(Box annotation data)
########################################

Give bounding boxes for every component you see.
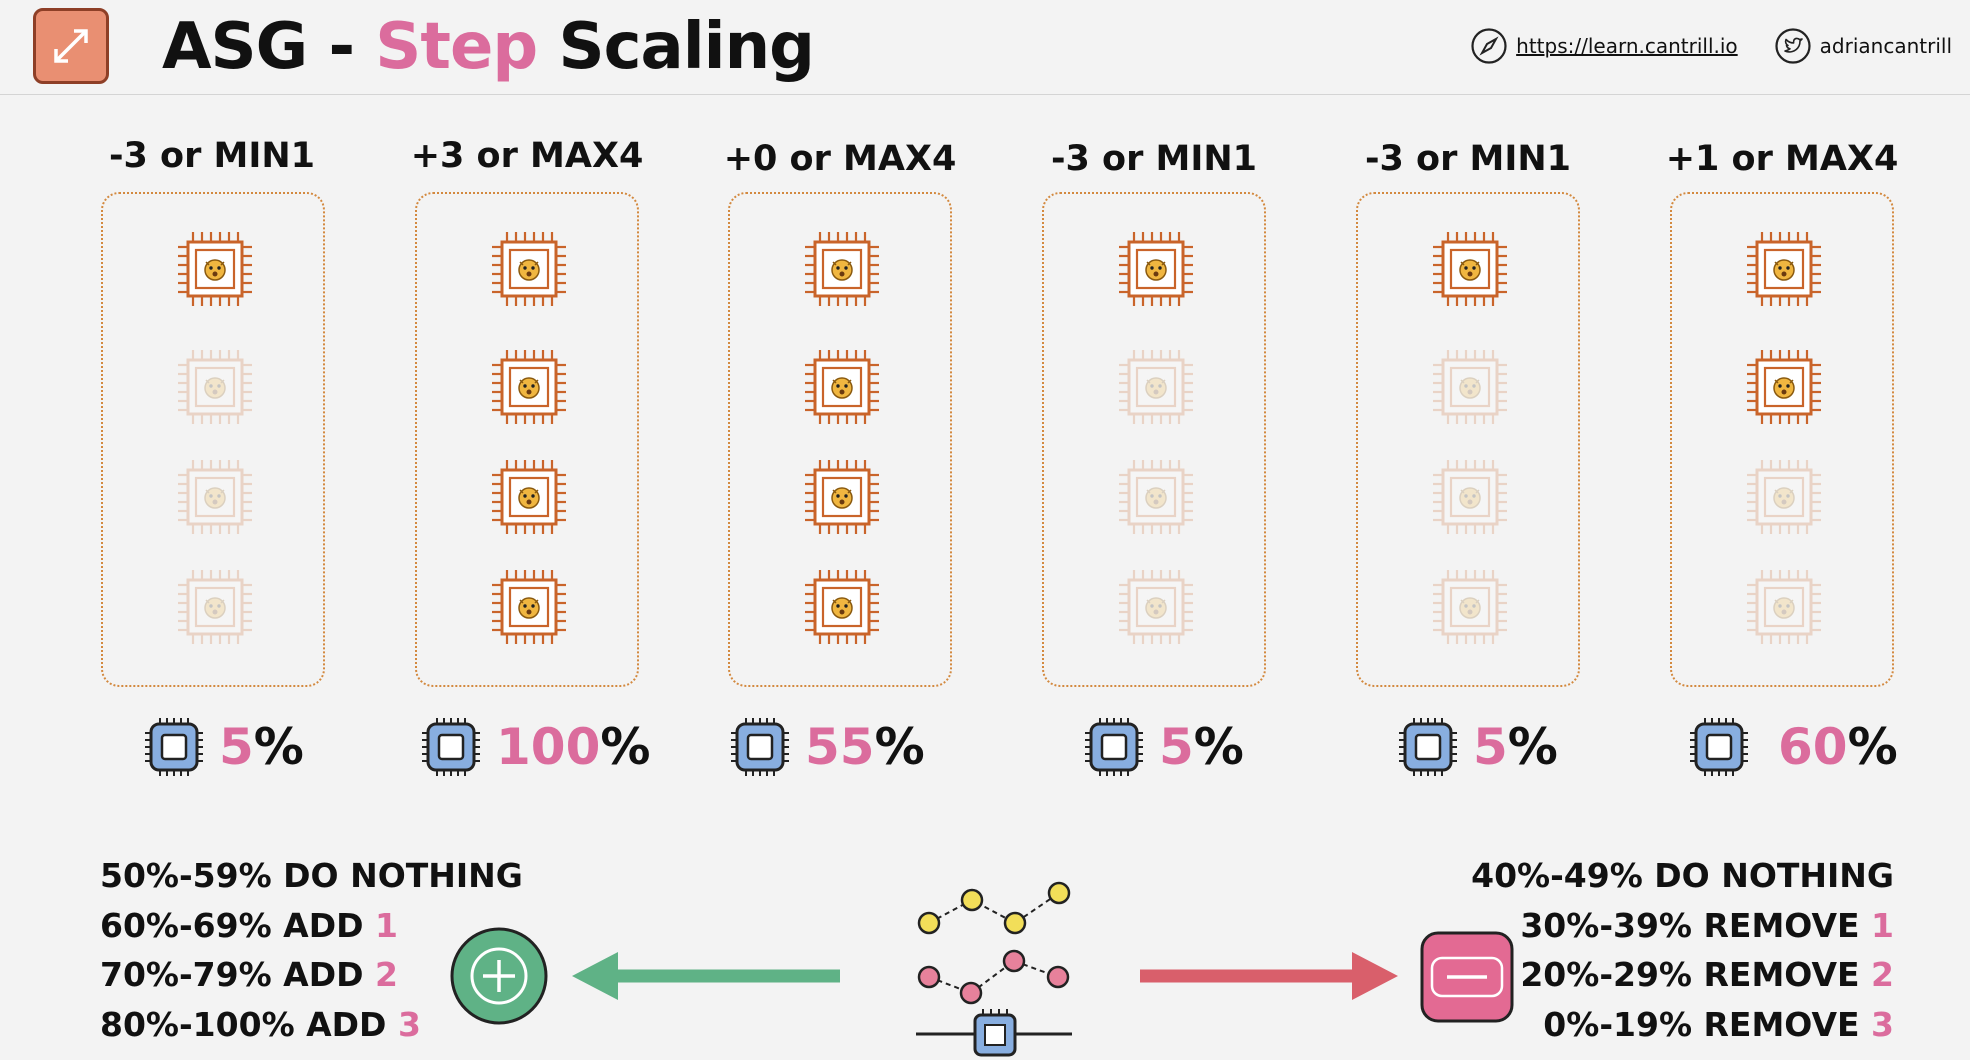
cpu-metric: 60%	[1688, 712, 1898, 782]
compass-icon	[1471, 28, 1507, 64]
ec2-instance-icon	[801, 456, 883, 538]
ec2-instance-icon	[488, 346, 570, 428]
cpu-value: 55	[805, 718, 875, 776]
ec2-instance-icon	[801, 566, 883, 648]
cpu-unit: %	[1193, 718, 1244, 776]
ec2-instance-icon	[1115, 566, 1197, 648]
twitter-bird-icon	[1775, 28, 1811, 64]
title-suffix: Scaling	[537, 10, 814, 84]
header-links: https://learn.cantrill.io adriancantrill	[1470, 24, 1952, 68]
asg-box	[1670, 192, 1894, 687]
asg-box	[728, 192, 952, 687]
cpu-metric: 5%	[1083, 712, 1244, 782]
ec2-instance-icon	[174, 456, 256, 538]
ec2-instance-icon	[801, 228, 883, 310]
cpu-unit: %	[1507, 718, 1558, 776]
ec2-instance-icon	[801, 346, 883, 428]
cpu-unit: %	[600, 718, 651, 776]
cpu-chip-icon	[1085, 718, 1143, 776]
cpu-value: 100	[496, 718, 601, 776]
ec2-instance-icon	[1429, 228, 1511, 310]
ec2-instance-icon	[1743, 456, 1825, 538]
asg-box	[415, 192, 639, 687]
ec2-instance-icon	[1115, 456, 1197, 538]
asg-box	[1042, 192, 1266, 687]
rule-line: 50%-59% DO NOTHING	[100, 856, 523, 895]
cpu-unit: %	[874, 718, 925, 776]
cpu-chip-icon	[422, 718, 480, 776]
twitter-handle: adriancantrill	[1819, 34, 1952, 58]
cpu-metric: 100%	[420, 712, 650, 782]
cpu-value: 5	[1473, 718, 1508, 776]
cpu-chip-icon	[1399, 718, 1457, 776]
adjustment-label: +0 or MAX4	[723, 139, 957, 179]
rule-line: 40%-49% DO NOTHING	[1471, 856, 1894, 895]
ec2-instance-icon	[1115, 346, 1197, 428]
ec2-instance-icon	[174, 346, 256, 428]
scale-in-arrow-icon	[1140, 952, 1398, 1000]
title-prefix: ASG -	[162, 10, 376, 84]
rule-line: 60%-69% ADD 1	[100, 905, 398, 945]
cpu-unit: %	[253, 718, 304, 776]
scale-in-rules: 40%-49% DO NOTHING 30%-39% REMOVE 1 20%-…	[1471, 851, 1894, 1049]
rule-line: 30%-39% REMOVE 1	[1520, 905, 1894, 945]
ec2-instance-icon	[1429, 346, 1511, 428]
adjustment-label: -3 or MIN1	[1050, 139, 1258, 179]
cpu-chip-icon	[731, 718, 789, 776]
adjustment-label: +3 or MAX4	[410, 136, 644, 176]
ec2-instance-icon	[1743, 346, 1825, 428]
resize-arrows-icon	[33, 8, 109, 84]
cpu-value: 5	[219, 718, 254, 776]
asg-box	[101, 192, 325, 687]
rule-line: 80%-100% ADD 3	[100, 1004, 421, 1044]
add-icon	[450, 927, 548, 1025]
scaling-flow-graphic	[450, 881, 1514, 1057]
metric-graph-icon	[916, 881, 1072, 1057]
ec2-instance-icon	[1429, 456, 1511, 538]
scale-out-arrow-icon	[572, 952, 840, 1000]
adjustment-label: +1 or MAX4	[1665, 139, 1899, 179]
rule-line: 20%-29% REMOVE 2	[1520, 955, 1894, 994]
cpu-value: 60	[1778, 718, 1848, 776]
course-link[interactable]: https://learn.cantrill.io	[1516, 34, 1738, 58]
ec2-instance-icon	[488, 566, 570, 648]
cpu-chip-icon	[145, 718, 203, 776]
rule-line: 70%-79% ADD 2	[100, 955, 398, 994]
asg-box	[1356, 192, 1580, 687]
ec2-instance-icon	[488, 228, 570, 310]
ec2-instance-icon	[174, 566, 256, 648]
remove-icon	[1420, 931, 1514, 1023]
rule-line: 0%-19% REMOVE 3	[1543, 1004, 1894, 1044]
title-highlight: Step	[375, 10, 538, 84]
cpu-metric: 5%	[143, 712, 304, 782]
ec2-instance-icon	[1429, 566, 1511, 648]
adjustment-label: -3 or MIN1	[1364, 139, 1572, 179]
ec2-instance-icon	[488, 456, 570, 538]
cpu-unit: %	[1847, 718, 1898, 776]
ec2-instance-icon	[1743, 566, 1825, 648]
page-title: ASG - Step Scaling	[162, 4, 815, 90]
header-bar: ASG - Step Scaling https://learn.cantril…	[0, 0, 1970, 95]
scale-out-rules: 50%-59% DO NOTHING 60%-69% ADD 1 70%-79%…	[100, 851, 523, 1049]
cpu-metric: 5%	[1397, 712, 1558, 782]
ec2-instance-icon	[1115, 228, 1197, 310]
cpu-value: 5	[1159, 718, 1194, 776]
cpu-chip-icon	[1690, 718, 1748, 776]
cpu-metric: 55%	[729, 712, 925, 782]
ec2-instance-icon	[174, 228, 256, 310]
adjustment-label: -3 or MIN1	[108, 136, 316, 176]
ec2-instance-icon	[1743, 228, 1825, 310]
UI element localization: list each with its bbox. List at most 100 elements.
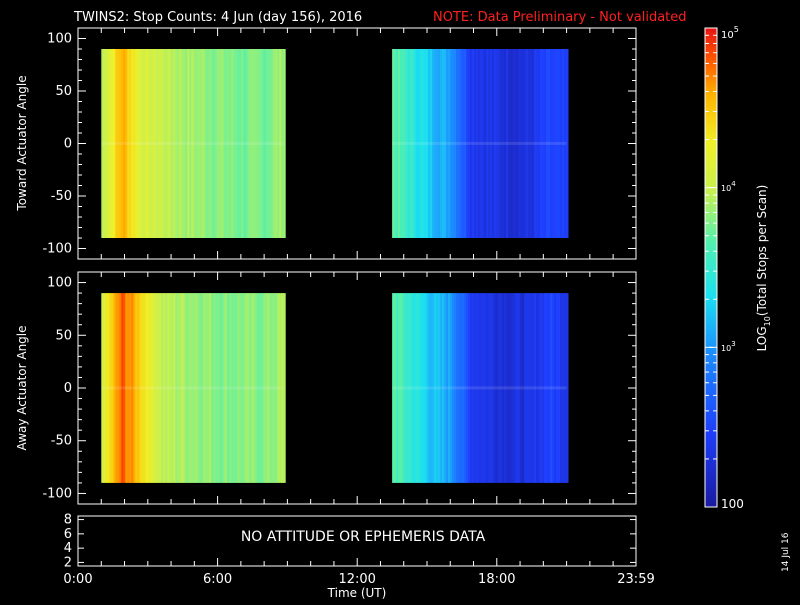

########################################

* **TASK**:
Repeat the rows starting at the line containing "712, 1898, 782]" and ending at the line containing "718, 254, 776]", word for word.

* **ANSWER**:
cpu-metric: 60%	[1688, 712, 1898, 782]
compass-icon	[1471, 28, 1507, 64]
ec2-instance-icon	[801, 456, 883, 538]
ec2-instance-icon	[488, 346, 570, 428]
cpu-value: 55	[805, 718, 875, 776]
ec2-instance-icon	[801, 566, 883, 648]
cpu-unit: %	[1193, 718, 1244, 776]
ec2-instance-icon	[1115, 566, 1197, 648]
twitter-bird-icon	[1775, 28, 1811, 64]
title-suffix: Scaling	[537, 10, 814, 84]
header-links: https://learn.cantrill.io adriancantrill	[1470, 24, 1952, 68]
asg-box	[1670, 192, 1894, 687]
asg-box	[728, 192, 952, 687]
cpu-metric: 5%	[1083, 712, 1244, 782]
ec2-instance-icon	[174, 456, 256, 538]
ec2-instance-icon	[801, 228, 883, 310]
cpu-unit: %	[1507, 718, 1558, 776]
ec2-instance-icon	[801, 346, 883, 428]
cpu-unit: %	[600, 718, 651, 776]
cpu-chip-icon	[1085, 718, 1143, 776]
cpu-value: 100	[496, 718, 601, 776]
ec2-instance-icon	[1429, 228, 1511, 310]
ec2-instance-icon	[1743, 456, 1825, 538]
asg-box	[415, 192, 639, 687]
ec2-instance-icon	[1115, 456, 1197, 538]
asg-box	[1042, 192, 1266, 687]
rule-line: 50%-59% DO NOTHING	[100, 856, 523, 895]
cpu-unit: %	[874, 718, 925, 776]
cpu-chip-icon	[422, 718, 480, 776]
twitter-handle: adriancantrill	[1819, 34, 1952, 58]
cpu-metric: 100%	[420, 712, 650, 782]
cpu-value: 5	[1473, 718, 1508, 776]
cpu-chip-icon	[1399, 718, 1457, 776]
adjustment-label: +0 or MAX4	[723, 139, 957, 179]
rule-line: 40%-49% DO NOTHING	[1471, 856, 1894, 895]
ec2-instance-icon	[1115, 346, 1197, 428]
ec2-instance-icon	[174, 346, 256, 428]
scale-in-arrow-icon	[1140, 952, 1398, 1000]
title-prefix: ASG -	[162, 10, 376, 84]
rule-line: 60%-69% ADD 1	[100, 905, 398, 945]
cpu-unit: %	[253, 718, 304, 776]
scale-in-rules: 40%-49% DO NOTHING 30%-39% REMOVE 1 20%-…	[1471, 851, 1894, 1049]
rule-line: 30%-39% REMOVE 1	[1520, 905, 1894, 945]
ec2-instance-icon	[1429, 346, 1511, 428]
adjustment-label: -3 or MIN1	[1050, 139, 1258, 179]
cpu-chip-icon	[731, 718, 789, 776]
adjustment-label: +3 or MAX4	[410, 136, 644, 176]
ec2-instance-icon	[1743, 346, 1825, 428]
resize-arrows-icon	[33, 8, 109, 84]
cpu-value: 5	[219, 718, 254, 776]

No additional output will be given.